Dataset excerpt
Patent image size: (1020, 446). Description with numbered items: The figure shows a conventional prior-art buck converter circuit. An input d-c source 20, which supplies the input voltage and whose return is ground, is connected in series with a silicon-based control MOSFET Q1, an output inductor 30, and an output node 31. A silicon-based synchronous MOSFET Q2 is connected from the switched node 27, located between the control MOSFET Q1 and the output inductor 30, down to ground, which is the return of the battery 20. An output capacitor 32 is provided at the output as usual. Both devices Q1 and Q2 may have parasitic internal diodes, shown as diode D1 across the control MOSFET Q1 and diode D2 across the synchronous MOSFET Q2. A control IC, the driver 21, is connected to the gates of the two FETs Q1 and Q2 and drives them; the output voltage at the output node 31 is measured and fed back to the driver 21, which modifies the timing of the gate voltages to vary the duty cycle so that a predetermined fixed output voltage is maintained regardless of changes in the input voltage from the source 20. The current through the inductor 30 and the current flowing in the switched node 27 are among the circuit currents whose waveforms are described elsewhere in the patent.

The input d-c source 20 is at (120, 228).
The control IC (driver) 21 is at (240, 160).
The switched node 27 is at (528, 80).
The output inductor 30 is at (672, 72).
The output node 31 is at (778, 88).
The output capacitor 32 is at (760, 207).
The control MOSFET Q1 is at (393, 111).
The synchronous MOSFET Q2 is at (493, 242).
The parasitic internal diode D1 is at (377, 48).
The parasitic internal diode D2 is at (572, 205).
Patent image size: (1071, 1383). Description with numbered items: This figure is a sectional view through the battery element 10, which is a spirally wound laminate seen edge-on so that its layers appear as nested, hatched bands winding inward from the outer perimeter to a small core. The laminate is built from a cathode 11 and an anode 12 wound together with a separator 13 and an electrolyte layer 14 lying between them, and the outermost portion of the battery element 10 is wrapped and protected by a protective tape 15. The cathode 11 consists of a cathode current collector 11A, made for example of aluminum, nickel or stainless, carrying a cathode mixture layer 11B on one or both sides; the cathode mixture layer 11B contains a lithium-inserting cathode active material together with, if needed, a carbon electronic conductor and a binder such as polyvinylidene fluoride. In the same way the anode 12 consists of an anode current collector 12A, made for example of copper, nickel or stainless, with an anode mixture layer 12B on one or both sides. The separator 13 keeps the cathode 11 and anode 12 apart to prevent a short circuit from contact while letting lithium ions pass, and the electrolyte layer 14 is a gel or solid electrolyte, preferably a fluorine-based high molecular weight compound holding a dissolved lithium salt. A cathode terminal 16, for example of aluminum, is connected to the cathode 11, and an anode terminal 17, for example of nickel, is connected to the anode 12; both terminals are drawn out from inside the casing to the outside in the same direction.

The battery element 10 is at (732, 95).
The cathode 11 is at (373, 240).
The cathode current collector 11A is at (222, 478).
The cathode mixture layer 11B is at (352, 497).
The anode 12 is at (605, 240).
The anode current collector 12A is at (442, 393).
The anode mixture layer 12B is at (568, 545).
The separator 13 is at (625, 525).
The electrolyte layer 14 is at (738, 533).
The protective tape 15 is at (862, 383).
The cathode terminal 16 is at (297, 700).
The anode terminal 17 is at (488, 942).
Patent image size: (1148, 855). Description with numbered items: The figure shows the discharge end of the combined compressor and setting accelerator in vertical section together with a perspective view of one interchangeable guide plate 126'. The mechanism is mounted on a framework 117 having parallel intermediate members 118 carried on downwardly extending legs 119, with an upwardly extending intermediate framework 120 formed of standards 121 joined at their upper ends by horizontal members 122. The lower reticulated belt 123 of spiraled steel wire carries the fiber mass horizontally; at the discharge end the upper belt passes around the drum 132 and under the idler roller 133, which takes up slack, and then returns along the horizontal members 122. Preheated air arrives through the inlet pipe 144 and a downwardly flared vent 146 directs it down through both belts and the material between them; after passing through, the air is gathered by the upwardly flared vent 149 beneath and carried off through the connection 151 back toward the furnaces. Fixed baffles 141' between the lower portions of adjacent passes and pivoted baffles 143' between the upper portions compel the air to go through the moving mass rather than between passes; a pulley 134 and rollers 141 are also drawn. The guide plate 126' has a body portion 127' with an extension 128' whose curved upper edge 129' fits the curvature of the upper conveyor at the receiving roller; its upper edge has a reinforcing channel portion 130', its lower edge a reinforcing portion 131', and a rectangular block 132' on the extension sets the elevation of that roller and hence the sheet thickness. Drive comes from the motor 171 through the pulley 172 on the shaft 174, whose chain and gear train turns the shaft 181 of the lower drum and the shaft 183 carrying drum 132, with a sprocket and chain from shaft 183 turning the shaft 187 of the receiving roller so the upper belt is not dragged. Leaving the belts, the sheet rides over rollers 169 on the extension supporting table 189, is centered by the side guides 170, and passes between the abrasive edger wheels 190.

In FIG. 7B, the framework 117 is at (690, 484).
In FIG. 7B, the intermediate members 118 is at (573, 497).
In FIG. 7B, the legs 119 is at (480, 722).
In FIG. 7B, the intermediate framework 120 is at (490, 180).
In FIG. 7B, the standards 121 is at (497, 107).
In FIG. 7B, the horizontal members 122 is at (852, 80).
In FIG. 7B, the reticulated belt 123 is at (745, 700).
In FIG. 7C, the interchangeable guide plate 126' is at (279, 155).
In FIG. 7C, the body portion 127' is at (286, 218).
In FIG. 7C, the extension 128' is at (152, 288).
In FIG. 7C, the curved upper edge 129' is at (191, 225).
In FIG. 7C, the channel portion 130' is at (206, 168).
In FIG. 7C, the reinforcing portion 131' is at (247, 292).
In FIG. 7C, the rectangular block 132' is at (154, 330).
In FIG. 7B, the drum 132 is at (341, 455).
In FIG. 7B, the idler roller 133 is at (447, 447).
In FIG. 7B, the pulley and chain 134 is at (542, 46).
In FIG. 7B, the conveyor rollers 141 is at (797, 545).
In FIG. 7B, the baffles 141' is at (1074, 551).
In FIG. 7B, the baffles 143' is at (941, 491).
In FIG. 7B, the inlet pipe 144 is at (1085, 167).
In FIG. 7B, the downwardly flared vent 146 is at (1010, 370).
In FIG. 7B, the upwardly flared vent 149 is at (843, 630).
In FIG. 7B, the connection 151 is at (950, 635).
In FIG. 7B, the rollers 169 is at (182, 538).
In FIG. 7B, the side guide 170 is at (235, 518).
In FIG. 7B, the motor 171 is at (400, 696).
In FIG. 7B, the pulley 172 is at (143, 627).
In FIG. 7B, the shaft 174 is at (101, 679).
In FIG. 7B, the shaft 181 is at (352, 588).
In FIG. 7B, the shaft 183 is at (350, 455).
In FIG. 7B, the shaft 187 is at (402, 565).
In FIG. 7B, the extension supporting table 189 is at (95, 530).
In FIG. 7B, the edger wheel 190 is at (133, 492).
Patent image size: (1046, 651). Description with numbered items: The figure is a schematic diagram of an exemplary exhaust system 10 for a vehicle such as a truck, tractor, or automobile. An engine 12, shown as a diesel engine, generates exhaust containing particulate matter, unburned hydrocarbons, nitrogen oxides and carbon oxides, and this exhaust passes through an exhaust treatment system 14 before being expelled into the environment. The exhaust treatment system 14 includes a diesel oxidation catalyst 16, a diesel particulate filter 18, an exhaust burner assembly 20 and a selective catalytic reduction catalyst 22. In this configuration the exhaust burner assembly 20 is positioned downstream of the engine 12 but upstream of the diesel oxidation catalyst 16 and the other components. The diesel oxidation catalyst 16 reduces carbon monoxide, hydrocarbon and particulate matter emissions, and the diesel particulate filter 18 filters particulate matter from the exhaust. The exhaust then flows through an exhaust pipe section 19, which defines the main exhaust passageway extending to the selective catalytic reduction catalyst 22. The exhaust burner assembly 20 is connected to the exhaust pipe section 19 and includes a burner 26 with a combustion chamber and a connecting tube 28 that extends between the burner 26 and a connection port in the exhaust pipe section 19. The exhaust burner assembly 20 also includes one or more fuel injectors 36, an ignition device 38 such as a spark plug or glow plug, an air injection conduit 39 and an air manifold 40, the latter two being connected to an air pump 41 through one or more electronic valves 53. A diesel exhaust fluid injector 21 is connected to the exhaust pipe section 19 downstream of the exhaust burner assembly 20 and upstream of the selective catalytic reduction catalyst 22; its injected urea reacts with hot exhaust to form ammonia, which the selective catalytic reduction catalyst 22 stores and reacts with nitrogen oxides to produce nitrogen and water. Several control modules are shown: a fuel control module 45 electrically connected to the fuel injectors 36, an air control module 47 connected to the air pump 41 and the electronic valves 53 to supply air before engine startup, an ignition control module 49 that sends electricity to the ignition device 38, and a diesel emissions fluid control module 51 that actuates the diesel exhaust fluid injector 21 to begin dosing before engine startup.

PROBLEM TO SOLVE
Express as a JSON list of strings the lines running from the start of the entries through the line containing "The parasitic internal diode D2", with both ends included. Give one string per line and leave out blank lines.

EXERCISE OUTPUT
[
  "Patent image size: (1020, 446). Description with numbered items: The figure shows a conventional prior-art buck converter circuit. An input d-c source 20, which supplies the input voltage and whose return is ground, is connected in series with a silicon-based control MOSFET Q1, an output inductor 30, and an output node 31. A silicon-based synchronous MOSFET Q2 is connected from the switched node 27, located between the control MOSFET Q1 and the output inductor 30, down to ground, which is the return of the battery 20. An output capacitor 32 is provided at the output as usual. Both devices Q1 and Q2 may have parasitic internal diodes, shown as diode D1 across the control MOSFET Q1 and diode D2 across the synchronous MOSFET Q2. A control IC, the driver 21, is connected to the gates of the two FETs Q1 and Q2 and drives them; the output voltage at the output node 31 is measured and fed back to the driver 21, which modifies the timing of the gate voltages to vary the duty cycle so that a predetermined fixed output voltage is maintained regardless of changes in the input voltage from the source 20. The current through the inductor 30 and the current flowing in the switched node 27 are among the circuit currents whose waveforms are described elsewhere in the patent.",
  "The input d-c source 20 is at (120, 228).",
  "The control IC (driver) 21 is at (240, 160).",
  "The switched node 27 is at (528, 80).",
  "The output inductor 30 is at (672, 72).",
  "The output node 31 is at (778, 88).",
  "The output capacitor 32 is at (760, 207).",
  "The control MOSFET Q1 is at (393, 111).",
  "The synchronous MOSFET Q2 is at (493, 242).",
  "The parasitic internal diode D1 is at (377, 48).",
  "The parasitic internal diode D2 is at (572, 205)."
]